▶ _What you will do_
Leave out the pictures and return every entry exactly as it appears.
-*-*-
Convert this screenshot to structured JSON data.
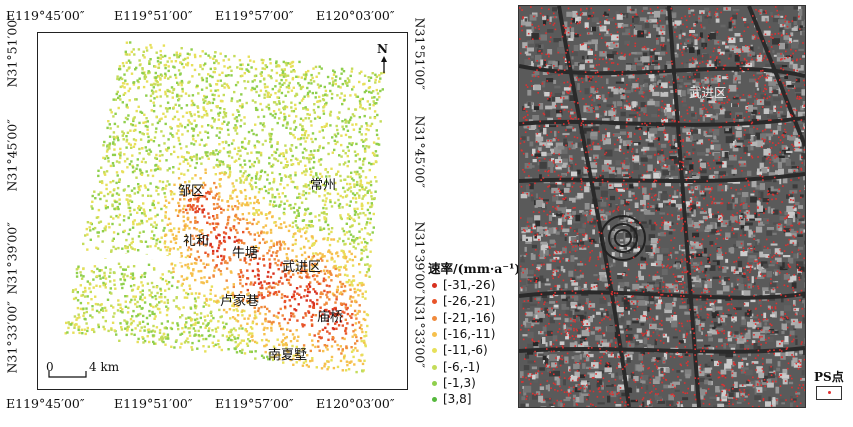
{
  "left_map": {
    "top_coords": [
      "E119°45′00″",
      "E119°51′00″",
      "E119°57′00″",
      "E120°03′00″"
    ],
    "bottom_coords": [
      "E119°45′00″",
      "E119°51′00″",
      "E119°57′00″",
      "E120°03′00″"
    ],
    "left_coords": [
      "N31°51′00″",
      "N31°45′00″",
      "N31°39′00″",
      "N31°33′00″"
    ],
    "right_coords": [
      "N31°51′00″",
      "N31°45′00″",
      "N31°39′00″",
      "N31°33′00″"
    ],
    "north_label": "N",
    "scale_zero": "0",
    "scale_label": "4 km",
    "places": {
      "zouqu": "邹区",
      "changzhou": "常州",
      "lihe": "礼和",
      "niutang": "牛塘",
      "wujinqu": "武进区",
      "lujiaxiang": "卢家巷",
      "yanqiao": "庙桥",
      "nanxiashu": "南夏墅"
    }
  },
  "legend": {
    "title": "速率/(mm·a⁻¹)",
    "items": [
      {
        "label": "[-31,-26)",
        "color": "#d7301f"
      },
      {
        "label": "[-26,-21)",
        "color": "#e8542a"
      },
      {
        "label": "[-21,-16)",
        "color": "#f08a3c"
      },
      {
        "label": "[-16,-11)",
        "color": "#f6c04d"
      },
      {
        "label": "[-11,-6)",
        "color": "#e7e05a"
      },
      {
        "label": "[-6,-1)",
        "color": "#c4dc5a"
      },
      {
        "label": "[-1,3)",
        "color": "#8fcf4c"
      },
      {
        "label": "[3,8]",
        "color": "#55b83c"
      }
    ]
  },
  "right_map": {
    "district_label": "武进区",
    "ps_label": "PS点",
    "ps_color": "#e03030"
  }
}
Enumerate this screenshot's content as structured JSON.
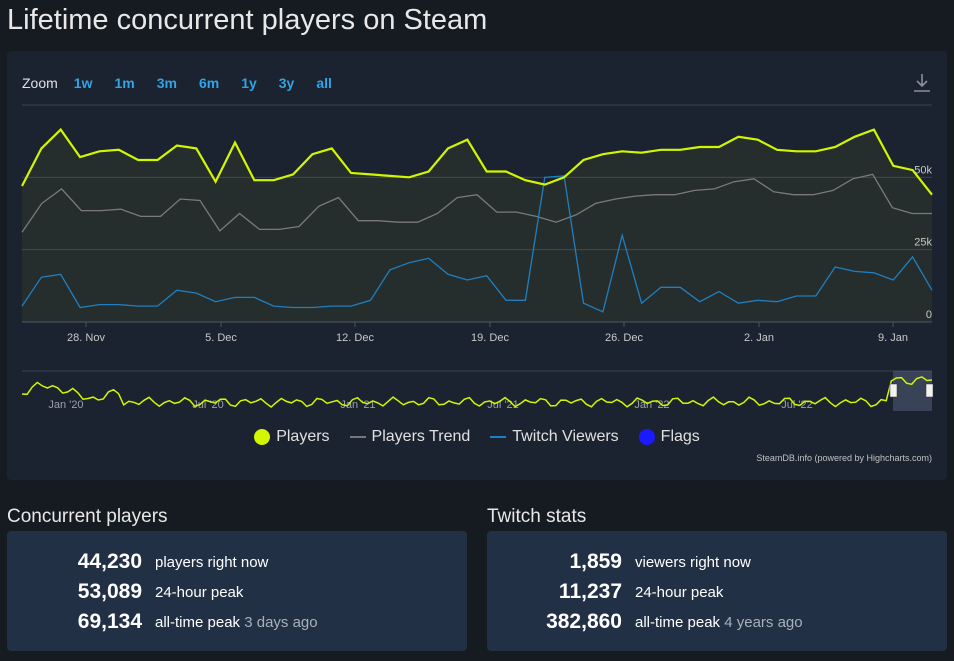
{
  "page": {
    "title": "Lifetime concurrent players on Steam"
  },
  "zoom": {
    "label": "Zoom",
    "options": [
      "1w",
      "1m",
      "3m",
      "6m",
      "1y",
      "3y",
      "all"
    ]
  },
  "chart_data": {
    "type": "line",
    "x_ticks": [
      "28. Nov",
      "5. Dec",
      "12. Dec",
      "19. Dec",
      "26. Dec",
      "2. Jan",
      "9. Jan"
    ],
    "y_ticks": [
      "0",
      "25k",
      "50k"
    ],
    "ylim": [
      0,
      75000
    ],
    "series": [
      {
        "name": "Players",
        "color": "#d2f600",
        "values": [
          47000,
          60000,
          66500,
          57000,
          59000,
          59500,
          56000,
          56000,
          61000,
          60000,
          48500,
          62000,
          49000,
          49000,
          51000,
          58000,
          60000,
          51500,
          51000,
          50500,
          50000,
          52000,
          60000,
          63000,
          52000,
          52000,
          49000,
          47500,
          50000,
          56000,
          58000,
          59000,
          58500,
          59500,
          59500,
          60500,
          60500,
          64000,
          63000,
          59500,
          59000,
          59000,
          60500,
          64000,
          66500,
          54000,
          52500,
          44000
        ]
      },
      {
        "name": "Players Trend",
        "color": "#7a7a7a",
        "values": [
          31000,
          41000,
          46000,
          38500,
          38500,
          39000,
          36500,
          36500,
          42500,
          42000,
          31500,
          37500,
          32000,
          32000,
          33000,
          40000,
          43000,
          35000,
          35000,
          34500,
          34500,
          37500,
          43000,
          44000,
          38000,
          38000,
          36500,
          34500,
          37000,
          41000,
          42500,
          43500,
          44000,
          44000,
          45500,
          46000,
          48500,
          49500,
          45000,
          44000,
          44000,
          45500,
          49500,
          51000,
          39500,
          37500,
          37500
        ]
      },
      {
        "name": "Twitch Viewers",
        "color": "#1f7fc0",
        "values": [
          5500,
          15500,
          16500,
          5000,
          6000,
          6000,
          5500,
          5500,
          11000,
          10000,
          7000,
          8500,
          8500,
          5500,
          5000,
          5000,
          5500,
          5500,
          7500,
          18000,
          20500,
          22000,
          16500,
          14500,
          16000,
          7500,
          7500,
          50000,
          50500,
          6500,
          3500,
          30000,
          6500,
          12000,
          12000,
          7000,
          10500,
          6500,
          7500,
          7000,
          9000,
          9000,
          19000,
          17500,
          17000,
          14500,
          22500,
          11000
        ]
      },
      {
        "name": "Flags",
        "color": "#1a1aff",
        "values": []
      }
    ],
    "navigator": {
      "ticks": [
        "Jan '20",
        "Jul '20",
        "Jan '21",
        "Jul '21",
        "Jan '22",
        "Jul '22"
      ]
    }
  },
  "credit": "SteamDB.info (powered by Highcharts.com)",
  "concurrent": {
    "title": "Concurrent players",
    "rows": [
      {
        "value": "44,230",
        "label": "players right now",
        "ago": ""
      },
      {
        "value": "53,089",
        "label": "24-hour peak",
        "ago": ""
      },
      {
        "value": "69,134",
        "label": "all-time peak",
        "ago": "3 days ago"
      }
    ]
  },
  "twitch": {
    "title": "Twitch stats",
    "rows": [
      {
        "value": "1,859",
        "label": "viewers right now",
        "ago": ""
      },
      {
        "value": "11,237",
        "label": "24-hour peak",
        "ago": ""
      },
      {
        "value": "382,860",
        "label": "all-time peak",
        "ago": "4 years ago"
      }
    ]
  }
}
-*-*-
▶ _Answer to the problem_
Convert this screenshot to structured JSON data.
{
  "left_map": {
    "top_coords": [
      "E119°45′00″",
      "E119°51′00″",
      "E119°57′00″",
      "E120°03′00″"
    ],
    "bottom_coords": [
      "E119°45′00″",
      "E119°51′00″",
      "E119°57′00″",
      "E120°03′00″"
    ],
    "left_coords": [
      "N31°51′00″",
      "N31°45′00″",
      "N31°39′00″",
      "N31°33′00″"
    ],
    "right_coords": [
      "N31°51′00″",
      "N31°45′00″",
      "N31°39′00″",
      "N31°33′00″"
    ],
    "north_label": "N",
    "scale_zero": "0",
    "scale_label": "4 km",
    "places": {
      "zouqu": "邹区",
      "changzhou": "常州",
      "lihe": "礼和",
      "niutang": "牛塘",
      "wujinqu": "武进区",
      "lujiaxiang": "卢家巷",
      "yanqiao": "庙桥",
      "nanxiashu": "南夏墅"
    }
  },
  "legend": {
    "title": "速率/(mm·a⁻¹)",
    "items": [
      {
        "label": "[-31,-26)",
        "color": "#d7301f"
      },
      {
        "label": "[-26,-21)",
        "color": "#e8542a"
      },
      {
        "label": "[-21,-16)",
        "color": "#f08a3c"
      },
      {
        "label": "[-16,-11)",
        "color": "#f6c04d"
      },
      {
        "label": "[-11,-6)",
        "color": "#e7e05a"
      },
      {
        "label": "[-6,-1)",
        "color": "#c4dc5a"
      },
      {
        "label": "[-1,3)",
        "color": "#8fcf4c"
      },
      {
        "label": "[3,8]",
        "color": "#55b83c"
      }
    ]
  },
  "right_map": {
    "district_label": "武进区",
    "ps_label": "PS点",
    "ps_color": "#e03030"
  }
}
Enumerate this screenshot's content as structured JSON.
{
  "page": {
    "title": "Lifetime concurrent players on Steam"
  },
  "zoom": {
    "label": "Zoom",
    "options": [
      "1w",
      "1m",
      "3m",
      "6m",
      "1y",
      "3y",
      "all"
    ]
  },
  "chart_data": {
    "type": "line",
    "x_ticks": [
      "28. Nov",
      "5. Dec",
      "12. Dec",
      "19. Dec",
      "26. Dec",
      "2. Jan",
      "9. Jan"
    ],
    "y_ticks": [
      "0",
      "25k",
      "50k"
    ],
    "ylim": [
      0,
      75000
    ],
    "series": [
      {
        "name": "Players",
        "color": "#d2f600",
        "values": [
          47000,
          60000,
          66500,
          57000,
          59000,
          59500,
          56000,
          56000,
          61000,
          60000,
          48500,
          62000,
          49000,
          49000,
          51000,
          58000,
          60000,
          51500,
          51000,
          50500,
          50000,
          52000,
          60000,
          63000,
          52000,
          52000,
          49000,
          47500,
          50000,
          56000,
          58000,
          59000,
          58500,
          59500,
          59500,
          60500,
          60500,
          64000,
          63000,
          59500,
          59000,
          59000,
          60500,
          64000,
          66500,
          54000,
          52500,
          44000
        ]
      },
      {
        "name": "Players Trend",
        "color": "#7a7a7a",
        "values": [
          31000,
          41000,
          46000,
          38500,
          38500,
          39000,
          36500,
          36500,
          42500,
          42000,
          31500,
          37500,
          32000,
          32000,
          33000,
          40000,
          43000,
          35000,
          35000,
          34500,
          34500,
          37500,
          43000,
          44000,
          38000,
          38000,
          36500,
          34500,
          37000,
          41000,
          42500,
          43500,
          44000,
          44000,
          45500,
          46000,
          48500,
          49500,
          45000,
          44000,
          44000,
          45500,
          49500,
          51000,
          39500,
          37500,
          37500
        ]
      },
      {
        "name": "Twitch Viewers",
        "color": "#1f7fc0",
        "values": [
          5500,
          15500,
          16500,
          5000,
          6000,
          6000,
          5500,
          5500,
          11000,
          10000,
          7000,
          8500,
          8500,
          5500,
          5000,
          5000,
          5500,
          5500,
          7500,
          18000,
          20500,
          22000,
          16500,
          14500,
          16000,
          7500,
          7500,
          50000,
          50500,
          6500,
          3500,
          30000,
          6500,
          12000,
          12000,
          7000,
          10500,
          6500,
          7500,
          7000,
          9000,
          9000,
          19000,
          17500,
          17000,
          14500,
          22500,
          11000
        ]
      },
      {
        "name": "Flags",
        "color": "#1a1aff",
        "values": []
      }
    ],
    "navigator": {
      "ticks": [
        "Jan '20",
        "Jul '20",
        "Jan '21",
        "Jul '21",
        "Jan '22",
        "Jul '22"
      ]
    }
  },
  "credit": "SteamDB.info (powered by Highcharts.com)",
  "concurrent": {
    "title": "Concurrent players",
    "rows": [
      {
        "value": "44,230",
        "label": "players right now",
        "ago": ""
      },
      {
        "value": "53,089",
        "label": "24-hour peak",
        "ago": ""
      },
      {
        "value": "69,134",
        "label": "all-time peak",
        "ago": "3 days ago"
      }
    ]
  },
  "twitch": {
    "title": "Twitch stats",
    "rows": [
      {
        "value": "1,859",
        "label": "viewers right now",
        "ago": ""
      },
      {
        "value": "11,237",
        "label": "24-hour peak",
        "ago": ""
      },
      {
        "value": "382,860",
        "label": "all-time peak",
        "ago": "4 years ago"
      }
    ]
  }
}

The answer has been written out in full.